STATED EXERCISE :: Write the data out again in full, with no departure from the original.

Figure data in JSON
● ● ● ● ●

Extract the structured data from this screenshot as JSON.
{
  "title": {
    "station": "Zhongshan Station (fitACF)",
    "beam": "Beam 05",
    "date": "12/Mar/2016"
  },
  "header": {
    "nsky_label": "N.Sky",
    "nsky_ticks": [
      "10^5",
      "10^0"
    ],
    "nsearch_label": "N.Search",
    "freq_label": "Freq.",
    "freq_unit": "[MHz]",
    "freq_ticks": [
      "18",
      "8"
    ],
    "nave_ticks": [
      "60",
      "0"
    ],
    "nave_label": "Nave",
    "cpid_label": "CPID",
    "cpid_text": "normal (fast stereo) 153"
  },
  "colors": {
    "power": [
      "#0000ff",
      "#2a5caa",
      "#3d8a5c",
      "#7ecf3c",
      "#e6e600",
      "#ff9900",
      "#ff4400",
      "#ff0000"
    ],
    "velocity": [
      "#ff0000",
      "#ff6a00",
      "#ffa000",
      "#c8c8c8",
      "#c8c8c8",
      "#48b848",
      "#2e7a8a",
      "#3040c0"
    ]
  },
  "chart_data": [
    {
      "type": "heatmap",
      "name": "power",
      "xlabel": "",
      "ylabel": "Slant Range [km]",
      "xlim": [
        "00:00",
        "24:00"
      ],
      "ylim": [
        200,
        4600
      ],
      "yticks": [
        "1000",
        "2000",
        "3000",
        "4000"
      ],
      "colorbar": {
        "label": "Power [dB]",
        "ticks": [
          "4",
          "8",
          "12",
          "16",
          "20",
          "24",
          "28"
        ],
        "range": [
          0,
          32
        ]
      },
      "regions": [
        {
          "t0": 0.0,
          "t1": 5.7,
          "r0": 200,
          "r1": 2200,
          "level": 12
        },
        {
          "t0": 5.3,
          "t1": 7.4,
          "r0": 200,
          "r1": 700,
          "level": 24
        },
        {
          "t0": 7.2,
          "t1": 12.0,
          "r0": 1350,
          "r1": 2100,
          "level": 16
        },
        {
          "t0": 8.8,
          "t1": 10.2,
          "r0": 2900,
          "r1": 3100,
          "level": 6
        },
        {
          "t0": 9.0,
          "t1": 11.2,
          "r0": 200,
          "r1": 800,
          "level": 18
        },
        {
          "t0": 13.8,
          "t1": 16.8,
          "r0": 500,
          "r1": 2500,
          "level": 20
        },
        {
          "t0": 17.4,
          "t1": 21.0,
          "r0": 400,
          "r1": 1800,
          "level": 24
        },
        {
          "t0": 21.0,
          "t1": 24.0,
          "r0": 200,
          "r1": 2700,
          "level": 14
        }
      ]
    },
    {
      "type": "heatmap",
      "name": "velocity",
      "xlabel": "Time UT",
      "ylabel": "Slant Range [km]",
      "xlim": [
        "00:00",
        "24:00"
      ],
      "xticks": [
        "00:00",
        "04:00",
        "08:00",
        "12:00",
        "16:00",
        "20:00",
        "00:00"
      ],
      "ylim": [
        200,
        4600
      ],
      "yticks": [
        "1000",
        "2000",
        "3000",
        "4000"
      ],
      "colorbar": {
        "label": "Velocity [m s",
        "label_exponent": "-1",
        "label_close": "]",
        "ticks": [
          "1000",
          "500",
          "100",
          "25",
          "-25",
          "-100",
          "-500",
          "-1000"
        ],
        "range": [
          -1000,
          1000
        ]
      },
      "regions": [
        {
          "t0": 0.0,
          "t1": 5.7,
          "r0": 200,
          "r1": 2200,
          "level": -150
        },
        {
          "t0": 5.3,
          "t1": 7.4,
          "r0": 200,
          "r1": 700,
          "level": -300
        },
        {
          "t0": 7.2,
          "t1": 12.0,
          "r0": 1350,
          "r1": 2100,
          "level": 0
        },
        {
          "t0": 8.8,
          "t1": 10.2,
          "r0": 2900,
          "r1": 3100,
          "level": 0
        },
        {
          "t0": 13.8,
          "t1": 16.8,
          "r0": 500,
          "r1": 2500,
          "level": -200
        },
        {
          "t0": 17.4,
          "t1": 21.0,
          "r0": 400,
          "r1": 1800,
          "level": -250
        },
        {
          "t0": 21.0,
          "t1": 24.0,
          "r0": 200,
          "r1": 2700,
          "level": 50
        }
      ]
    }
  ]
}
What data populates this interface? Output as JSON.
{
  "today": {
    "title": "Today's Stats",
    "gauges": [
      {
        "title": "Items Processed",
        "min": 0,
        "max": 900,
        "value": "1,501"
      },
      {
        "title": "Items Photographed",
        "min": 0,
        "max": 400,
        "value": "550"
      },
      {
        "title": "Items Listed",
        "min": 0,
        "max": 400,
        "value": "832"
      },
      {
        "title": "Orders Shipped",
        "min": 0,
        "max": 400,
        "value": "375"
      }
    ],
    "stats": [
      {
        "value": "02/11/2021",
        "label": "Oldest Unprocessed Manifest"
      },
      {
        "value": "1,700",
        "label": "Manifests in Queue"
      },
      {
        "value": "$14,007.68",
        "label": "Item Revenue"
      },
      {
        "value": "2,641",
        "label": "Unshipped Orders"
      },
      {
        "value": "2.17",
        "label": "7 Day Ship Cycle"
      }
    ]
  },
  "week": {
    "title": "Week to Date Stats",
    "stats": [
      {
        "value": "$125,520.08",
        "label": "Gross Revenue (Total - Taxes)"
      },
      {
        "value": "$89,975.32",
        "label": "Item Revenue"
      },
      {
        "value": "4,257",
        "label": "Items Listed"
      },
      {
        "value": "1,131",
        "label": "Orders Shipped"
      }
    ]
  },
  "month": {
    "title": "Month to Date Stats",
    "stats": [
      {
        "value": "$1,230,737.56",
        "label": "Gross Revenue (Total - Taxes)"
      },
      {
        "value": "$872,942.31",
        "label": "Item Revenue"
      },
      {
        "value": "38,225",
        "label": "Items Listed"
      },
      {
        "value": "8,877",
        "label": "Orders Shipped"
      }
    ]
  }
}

● ● ● ● ●

SOLUTION TO THE PROBLEM ::
Extract the structured data from this screenshot as JSON.
{
  "title": {
    "station": "Zhongshan Station (fitACF)",
    "beam": "Beam 05",
    "date": "12/Mar/2016"
  },
  "header": {
    "nsky_label": "N.Sky",
    "nsky_ticks": [
      "10^5",
      "10^0"
    ],
    "nsearch_label": "N.Search",
    "freq_label": "Freq.",
    "freq_unit": "[MHz]",
    "freq_ticks": [
      "18",
      "8"
    ],
    "nave_ticks": [
      "60",
      "0"
    ],
    "nave_label": "Nave",
    "cpid_label": "CPID",
    "cpid_text": "normal (fast stereo) 153"
  },
  "colors": {
    "power": [
      "#0000ff",
      "#2a5caa",
      "#3d8a5c",
      "#7ecf3c",
      "#e6e600",
      "#ff9900",
      "#ff4400",
      "#ff0000"
    ],
    "velocity": [
      "#ff0000",
      "#ff6a00",
      "#ffa000",
      "#c8c8c8",
      "#c8c8c8",
      "#48b848",
      "#2e7a8a",
      "#3040c0"
    ]
  },
  "chart_data": [
    {
      "type": "heatmap",
      "name": "power",
      "xlabel": "",
      "ylabel": "Slant Range [km]",
      "xlim": [
        "00:00",
        "24:00"
      ],
      "ylim": [
        200,
        4600
      ],
      "yticks": [
        "1000",
        "2000",
        "3000",
        "4000"
      ],
      "colorbar": {
        "label": "Power [dB]",
        "ticks": [
          "4",
          "8",
          "12",
          "16",
          "20",
          "24",
          "28"
        ],
        "range": [
          0,
          32
        ]
      },
      "regions": [
        {
          "t0": 0.0,
          "t1": 5.7,
          "r0": 200,
          "r1": 2200,
          "level": 12
        },
        {
          "t0": 5.3,
          "t1": 7.4,
          "r0": 200,
          "r1": 700,
          "level": 24
        },
        {
          "t0": 7.2,
          "t1": 12.0,
          "r0": 1350,
          "r1": 2100,
          "level": 16
        },
        {
          "t0": 8.8,
          "t1": 10.2,
          "r0": 2900,
          "r1": 3100,
          "level": 6
        },
        {
          "t0": 9.0,
          "t1": 11.2,
          "r0": 200,
          "r1": 800,
          "level": 18
        },
        {
          "t0": 13.8,
          "t1": 16.8,
          "r0": 500,
          "r1": 2500,
          "level": 20
        },
        {
          "t0": 17.4,
          "t1": 21.0,
          "r0": 400,
          "r1": 1800,
          "level": 24
        },
        {
          "t0": 21.0,
          "t1": 24.0,
          "r0": 200,
          "r1": 2700,
          "level": 14
        }
      ]
    },
    {
      "type": "heatmap",
      "name": "velocity",
      "xlabel": "Time UT",
      "ylabel": "Slant Range [km]",
      "xlim": [
        "00:00",
        "24:00"
      ],
      "xticks": [
        "00:00",
        "04:00",
        "08:00",
        "12:00",
        "16:00",
        "20:00",
        "00:00"
      ],
      "ylim": [
        200,
        4600
      ],
      "yticks": [
        "1000",
        "2000",
        "3000",
        "4000"
      ],
      "colorbar": {
        "label": "Velocity [m s",
        "label_exponent": "-1",
        "label_close": "]",
        "ticks": [
          "1000",
          "500",
          "100",
          "25",
          "-25",
          "-100",
          "-500",
          "-1000"
        ],
        "range": [
          -1000,
          1000
        ]
      },
      "regions": [
        {
          "t0": 0.0,
          "t1": 5.7,
          "r0": 200,
          "r1": 2200,
          "level": -150
        },
        {
          "t0": 5.3,
          "t1": 7.4,
          "r0": 200,
          "r1": 700,
          "level": -300
        },
        {
          "t0": 7.2,
          "t1": 12.0,
          "r0": 1350,
          "r1": 2100,
          "level": 0
        },
        {
          "t0": 8.8,
          "t1": 10.2,
          "r0": 2900,
          "r1": 3100,
          "level": 0
        },
        {
          "t0": 13.8,
          "t1": 16.8,
          "r0": 500,
          "r1": 2500,
          "level": -200
        },
        {
          "t0": 17.4,
          "t1": 21.0,
          "r0": 400,
          "r1": 1800,
          "level": -250
        },
        {
          "t0": 21.0,
          "t1": 24.0,
          "r0": 200,
          "r1": 2700,
          "level": 50
        }
      ]
    }
  ]
}
What data populates this interface? Output as JSON.
{
  "today": {
    "title": "Today's Stats",
    "gauges": [
      {
        "title": "Items Processed",
        "min": 0,
        "max": 900,
        "value": "1,501"
      },
      {
        "title": "Items Photographed",
        "min": 0,
        "max": 400,
        "value": "550"
      },
      {
        "title": "Items Listed",
        "min": 0,
        "max": 400,
        "value": "832"
      },
      {
        "title": "Orders Shipped",
        "min": 0,
        "max": 400,
        "value": "375"
      }
    ],
    "stats": [
      {
        "value": "02/11/2021",
        "label": "Oldest Unprocessed Manifest"
      },
      {
        "value": "1,700",
        "label": "Manifests in Queue"
      },
      {
        "value": "$14,007.68",
        "label": "Item Revenue"
      },
      {
        "value": "2,641",
        "label": "Unshipped Orders"
      },
      {
        "value": "2.17",
        "label": "7 Day Ship Cycle"
      }
    ]
  },
  "week": {
    "title": "Week to Date Stats",
    "stats": [
      {
        "value": "$125,520.08",
        "label": "Gross Revenue (Total - Taxes)"
      },
      {
        "value": "$89,975.32",
        "label": "Item Revenue"
      },
      {
        "value": "4,257",
        "label": "Items Listed"
      },
      {
        "value": "1,131",
        "label": "Orders Shipped"
      }
    ]
  },
  "month": {
    "title": "Month to Date Stats",
    "stats": [
      {
        "value": "$1,230,737.56",
        "label": "Gross Revenue (Total - Taxes)"
      },
      {
        "value": "$872,942.31",
        "label": "Item Revenue"
      },
      {
        "value": "38,225",
        "label": "Items Listed"
      },
      {
        "value": "8,877",
        "label": "Orders Shipped"
      }
    ]
  }
}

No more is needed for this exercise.